■ WRITTEN PROBLEM
Give the listing below again in full, exactly as written.

[START]

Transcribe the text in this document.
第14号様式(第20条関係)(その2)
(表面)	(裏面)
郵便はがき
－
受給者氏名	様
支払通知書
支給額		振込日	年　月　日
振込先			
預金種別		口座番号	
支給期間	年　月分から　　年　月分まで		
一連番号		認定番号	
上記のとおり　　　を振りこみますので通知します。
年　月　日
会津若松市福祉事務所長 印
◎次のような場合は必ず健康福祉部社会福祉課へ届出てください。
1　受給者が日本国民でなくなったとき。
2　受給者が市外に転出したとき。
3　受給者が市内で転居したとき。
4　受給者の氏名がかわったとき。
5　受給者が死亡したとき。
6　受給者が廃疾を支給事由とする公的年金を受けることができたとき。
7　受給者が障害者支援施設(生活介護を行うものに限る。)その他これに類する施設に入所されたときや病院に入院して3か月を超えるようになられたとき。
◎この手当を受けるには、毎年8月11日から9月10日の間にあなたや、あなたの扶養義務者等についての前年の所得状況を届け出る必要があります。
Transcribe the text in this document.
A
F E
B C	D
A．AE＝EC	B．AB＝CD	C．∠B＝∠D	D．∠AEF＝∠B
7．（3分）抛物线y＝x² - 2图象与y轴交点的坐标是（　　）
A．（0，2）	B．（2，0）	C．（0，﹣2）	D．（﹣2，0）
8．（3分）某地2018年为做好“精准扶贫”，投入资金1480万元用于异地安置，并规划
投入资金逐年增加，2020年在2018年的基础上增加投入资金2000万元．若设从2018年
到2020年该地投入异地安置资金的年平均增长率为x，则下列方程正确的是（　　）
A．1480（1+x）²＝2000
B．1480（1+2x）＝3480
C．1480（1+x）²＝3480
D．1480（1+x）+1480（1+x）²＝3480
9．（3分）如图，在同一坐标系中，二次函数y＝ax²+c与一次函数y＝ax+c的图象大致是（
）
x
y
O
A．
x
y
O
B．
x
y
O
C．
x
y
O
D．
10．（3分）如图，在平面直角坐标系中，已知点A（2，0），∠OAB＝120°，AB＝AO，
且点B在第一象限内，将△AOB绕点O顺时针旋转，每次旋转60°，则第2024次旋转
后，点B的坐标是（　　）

[END]

■ WRITTEN SOLUTION
Transcribe the text in this document.
第14号様式(第20条関係)(その2)
(表面)	(裏面)
郵便はがき
－
受給者氏名	様
支払通知書
支給額		振込日	年　月　日
振込先			
預金種別		口座番号	
支給期間	年　月分から　　年　月分まで		
一連番号		認定番号	
上記のとおり　　　を振りこみますので通知します。
年　月　日
会津若松市福祉事務所長 印
◎次のような場合は必ず健康福祉部社会福祉課へ届出てください。
1　受給者が日本国民でなくなったとき。
2　受給者が市外に転出したとき。
3　受給者が市内で転居したとき。
4　受給者の氏名がかわったとき。
5　受給者が死亡したとき。
6　受給者が廃疾を支給事由とする公的年金を受けることができたとき。
7　受給者が障害者支援施設(生活介護を行うものに限る。)その他これに類する施設に入所されたときや病院に入院して3か月を超えるようになられたとき。
◎この手当を受けるには、毎年8月11日から9月10日の間にあなたや、あなたの扶養義務者等についての前年の所得状況を届け出る必要があります。
Transcribe the text in this document.
A
F E
B C	D
A．AE＝EC	B．AB＝CD	C．∠B＝∠D	D．∠AEF＝∠B
7．（3分）抛物线y＝x² - 2图象与y轴交点的坐标是（　　）
A．（0，2）	B．（2，0）	C．（0，﹣2）	D．（﹣2，0）
8．（3分）某地2018年为做好“精准扶贫”，投入资金1480万元用于异地安置，并规划
投入资金逐年增加，2020年在2018年的基础上增加投入资金2000万元．若设从2018年
到2020年该地投入异地安置资金的年平均增长率为x，则下列方程正确的是（　　）
A．1480（1+x）²＝2000
B．1480（1+2x）＝3480
C．1480（1+x）²＝3480
D．1480（1+x）+1480（1+x）²＝3480
9．（3分）如图，在同一坐标系中，二次函数y＝ax²+c与一次函数y＝ax+c的图象大致是（
）
x
y
O
A．
x
y
O
B．
x
y
O
C．
x
y
O
D．
10．（3分）如图，在平面直角坐标系中，已知点A（2，0），∠OAB＝120°，AB＝AO，
且点B在第一象限内，将△AOB绕点O顺时针旋转，每次旋转60°，则第2024次旋转
后，点B的坐标是（　　）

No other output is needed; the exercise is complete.